WORKING DATA:

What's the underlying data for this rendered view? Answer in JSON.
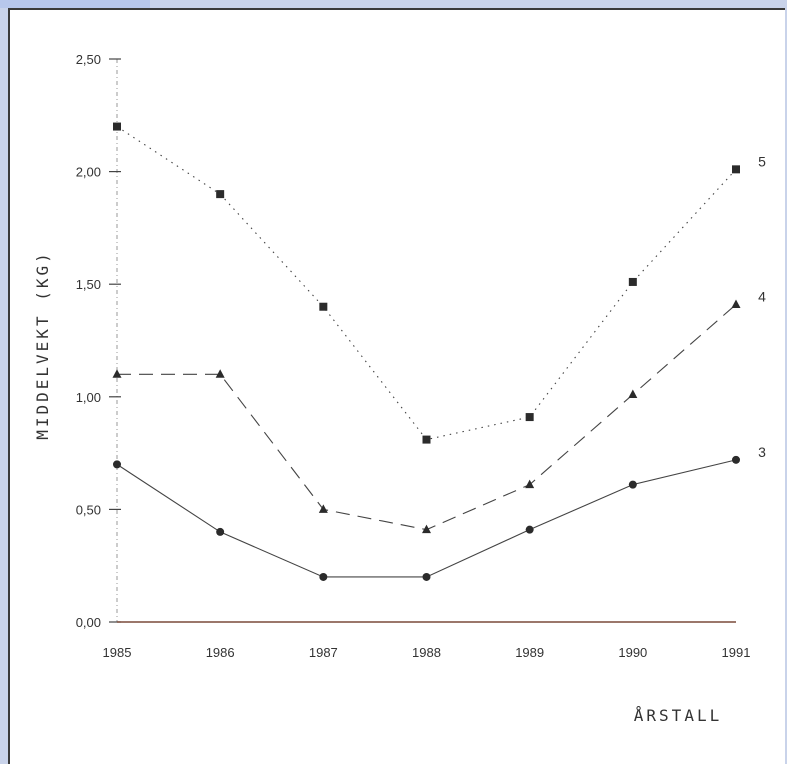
{
  "chart_data": {
    "type": "line",
    "title": "",
    "xlabel": "ÅRSTALL",
    "ylabel": "MIDDELVEKT (KG)",
    "categories": [
      "1985",
      "1986",
      "1987",
      "1988",
      "1989",
      "1990",
      "1991"
    ],
    "y_tick_labels": [
      "0,00",
      "0,50",
      "1,00",
      "1,50",
      "2,00",
      "2,50"
    ],
    "ylim": [
      0,
      2.5
    ],
    "grid": false,
    "series": [
      {
        "name": "3",
        "style": "solid",
        "marker": "circle",
        "values": [
          0.7,
          0.4,
          0.2,
          0.2,
          0.41,
          0.61,
          0.72
        ]
      },
      {
        "name": "4",
        "style": "dashed",
        "marker": "triangle",
        "values": [
          1.1,
          1.1,
          0.5,
          0.41,
          0.61,
          1.01,
          1.41
        ]
      },
      {
        "name": "5",
        "style": "dotted",
        "marker": "square",
        "values": [
          2.2,
          1.9,
          1.4,
          0.81,
          0.91,
          1.51,
          2.01
        ]
      }
    ],
    "colors": {
      "line": "#444444",
      "marker": "#2b2b2b",
      "baseline": "#7a4a3a"
    }
  }
}
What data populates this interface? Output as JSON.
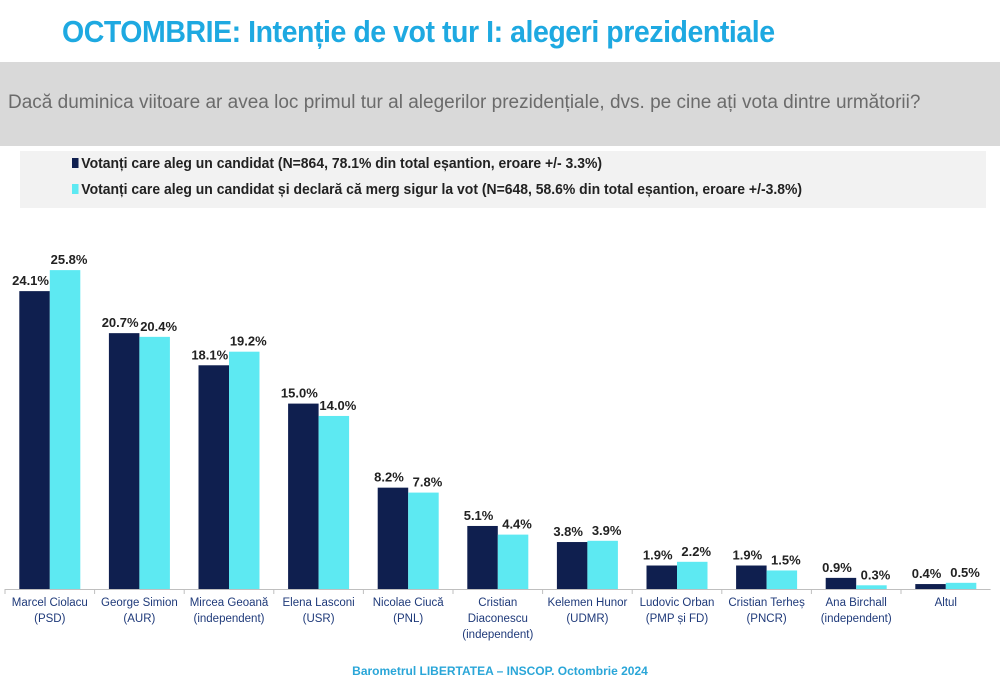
{
  "title": "OCTOMBRIE: Intenție de vot tur I: alegeri prezidentiale",
  "question": "Dacă duminica viitoare ar avea loc primul tur al alegerilor prezidențiale, dvs. pe cine ați vota dintre următorii?",
  "source": "Barometrul LIBERTATEA – INSCOP. Octombrie 2024",
  "colors": {
    "series1": "#0f1f4f",
    "series2": "#5de9f2",
    "title": "#1ea9e1"
  },
  "chart_data": {
    "type": "bar",
    "categories": [
      [
        "Marcel Ciolacu",
        "(PSD)"
      ],
      [
        "George Simion",
        "(AUR)"
      ],
      [
        "Mircea Geoană",
        "(independent)"
      ],
      [
        "Elena Lasconi",
        "(USR)"
      ],
      [
        "Nicolae Ciucă",
        "(PNL)"
      ],
      [
        "Cristian",
        "Diaconescu",
        "(independent)"
      ],
      [
        "Kelemen Hunor",
        "(UDMR)"
      ],
      [
        "Ludovic Orban",
        "(PMP și FD)"
      ],
      [
        "Cristian Terheș",
        "(PNCR)"
      ],
      [
        "Ana Birchall",
        "(independent)"
      ],
      [
        "Altul"
      ]
    ],
    "series": [
      {
        "name": "Votanți care aleg un candidat (N=864, 78.1% din total eșantion, eroare +/- 3.3%)",
        "values": [
          24.1,
          20.7,
          18.1,
          15.0,
          8.2,
          5.1,
          3.8,
          1.9,
          1.9,
          0.9,
          0.4
        ],
        "labels": [
          "24.1%",
          "20.7%",
          "18.1%",
          "15.0%",
          "8.2%",
          "5.1%",
          "3.8%",
          "1.9%",
          "1.9%",
          "0.9%",
          "0.4%"
        ]
      },
      {
        "name": "Votanți care aleg un candidat și declară că merg sigur la vot (N=648, 58.6% din total eșantion, eroare +/-3.8%)",
        "values": [
          25.8,
          20.4,
          19.2,
          14.0,
          7.8,
          4.4,
          3.9,
          2.2,
          1.5,
          0.3,
          0.5
        ],
        "labels": [
          "25.8%",
          "20.4%",
          "19.2%",
          "14.0%",
          "7.8%",
          "4.4%",
          "3.9%",
          "2.2%",
          "1.5%",
          "0.3%",
          "0.5%"
        ]
      }
    ],
    "ylim": [
      0,
      27
    ],
    "grid": false,
    "legend": "top"
  }
}
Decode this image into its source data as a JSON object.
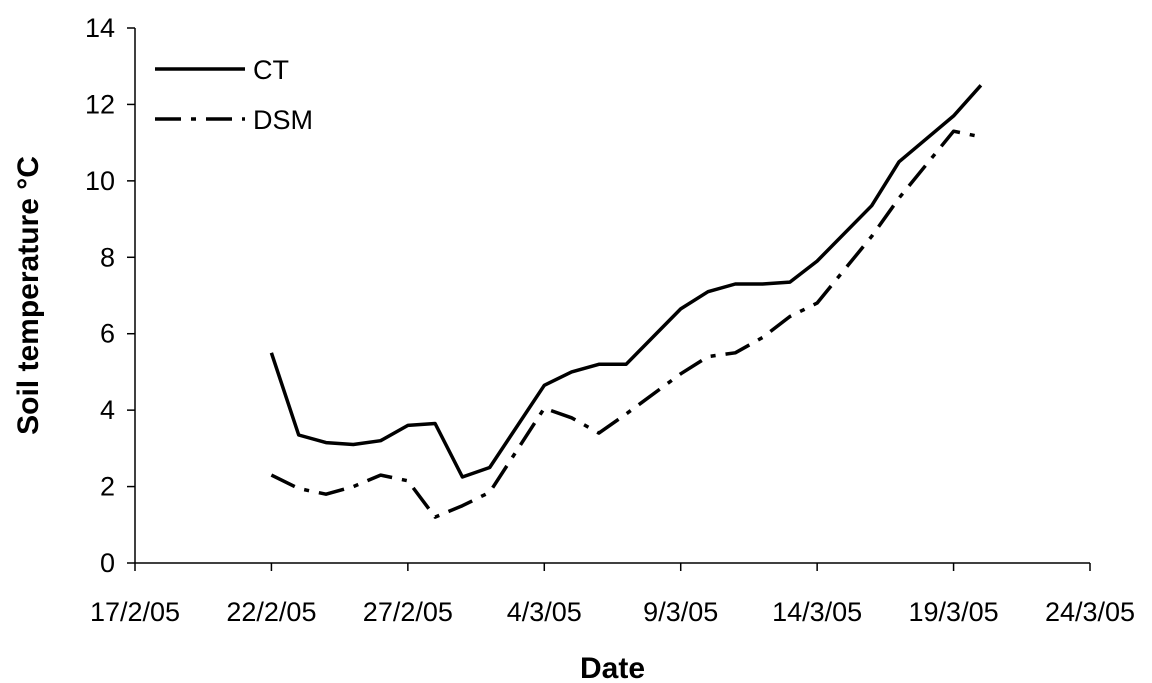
{
  "chart_data": {
    "type": "line",
    "title": "",
    "xlabel": "Date",
    "ylabel": "Soil temperature °C",
    "x_tick_labels": [
      "17/2/05",
      "22/2/05",
      "27/2/05",
      "4/3/05",
      "9/3/05",
      "14/3/05",
      "19/3/05",
      "24/3/05"
    ],
    "y_tick_labels": [
      "0",
      "2",
      "4",
      "6",
      "8",
      "10",
      "12",
      "14"
    ],
    "ylim": [
      0,
      14
    ],
    "xlim": [
      "17/2/05",
      "24/3/05"
    ],
    "grid": false,
    "legend_position": "top-left",
    "series": [
      {
        "name": "CT",
        "style": "solid",
        "color": "#000000",
        "points": [
          {
            "x": "22/2/05",
            "y": 5.5
          },
          {
            "x": "23/2/05",
            "y": 3.35
          },
          {
            "x": "24/2/05",
            "y": 3.15
          },
          {
            "x": "25/2/05",
            "y": 3.1
          },
          {
            "x": "26/2/05",
            "y": 3.2
          },
          {
            "x": "27/2/05",
            "y": 3.6
          },
          {
            "x": "28/2/05",
            "y": 3.65
          },
          {
            "x": "1/3/05",
            "y": 2.25
          },
          {
            "x": "2/3/05",
            "y": 2.5
          },
          {
            "x": "4/3/05",
            "y": 4.65
          },
          {
            "x": "5/3/05",
            "y": 5.0
          },
          {
            "x": "6/3/05",
            "y": 5.2
          },
          {
            "x": "7/3/05",
            "y": 5.2
          },
          {
            "x": "9/3/05",
            "y": 6.65
          },
          {
            "x": "10/3/05",
            "y": 7.1
          },
          {
            "x": "11/3/05",
            "y": 7.3
          },
          {
            "x": "12/3/05",
            "y": 7.3
          },
          {
            "x": "13/3/05",
            "y": 7.35
          },
          {
            "x": "14/3/05",
            "y": 7.9
          },
          {
            "x": "16/3/05",
            "y": 9.35
          },
          {
            "x": "17/3/05",
            "y": 10.5
          },
          {
            "x": "19/3/05",
            "y": 11.7
          },
          {
            "x": "20/3/05",
            "y": 12.5
          }
        ]
      },
      {
        "name": "DSM",
        "style": "dash-dot",
        "color": "#000000",
        "points": [
          {
            "x": "22/2/05",
            "y": 2.3
          },
          {
            "x": "23/2/05",
            "y": 1.95
          },
          {
            "x": "24/2/05",
            "y": 1.8
          },
          {
            "x": "25/2/05",
            "y": 2.0
          },
          {
            "x": "26/2/05",
            "y": 2.3
          },
          {
            "x": "27/2/05",
            "y": 2.15
          },
          {
            "x": "28/2/05",
            "y": 1.2
          },
          {
            "x": "1/3/05",
            "y": 1.5
          },
          {
            "x": "2/3/05",
            "y": 1.85
          },
          {
            "x": "4/3/05",
            "y": 4.05
          },
          {
            "x": "5/3/05",
            "y": 3.8
          },
          {
            "x": "6/3/05",
            "y": 3.4
          },
          {
            "x": "7/3/05",
            "y": 3.9
          },
          {
            "x": "9/3/05",
            "y": 4.95
          },
          {
            "x": "10/3/05",
            "y": 5.4
          },
          {
            "x": "11/3/05",
            "y": 5.5
          },
          {
            "x": "12/3/05",
            "y": 5.9
          },
          {
            "x": "13/3/05",
            "y": 6.45
          },
          {
            "x": "14/3/05",
            "y": 6.8
          },
          {
            "x": "16/3/05",
            "y": 8.55
          },
          {
            "x": "17/3/05",
            "y": 9.55
          },
          {
            "x": "19/3/05",
            "y": 11.3
          },
          {
            "x": "20/3/05",
            "y": 11.15
          }
        ]
      }
    ]
  }
}
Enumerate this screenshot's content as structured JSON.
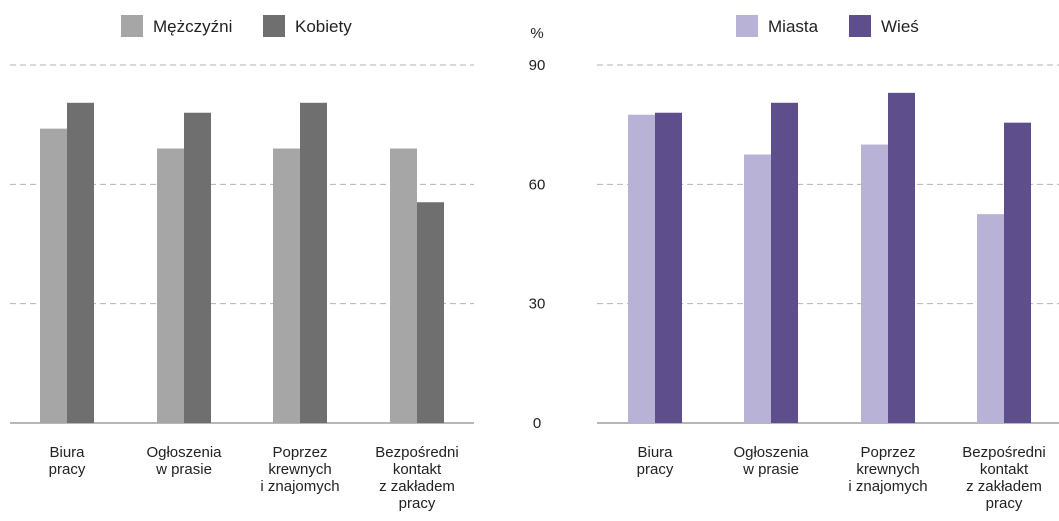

PROBLEM DESCRIPTION:
Identify each line in the records above containing the word "JSON"; copy those lines.

EXERCISE RESULT:
What's the underlying data for this rendered view? Answer in JSON.
What data populates this interface? Output as JSON.
Decode this image into its source data as a JSON object.
Enumerate this screenshot's content as structured JSON.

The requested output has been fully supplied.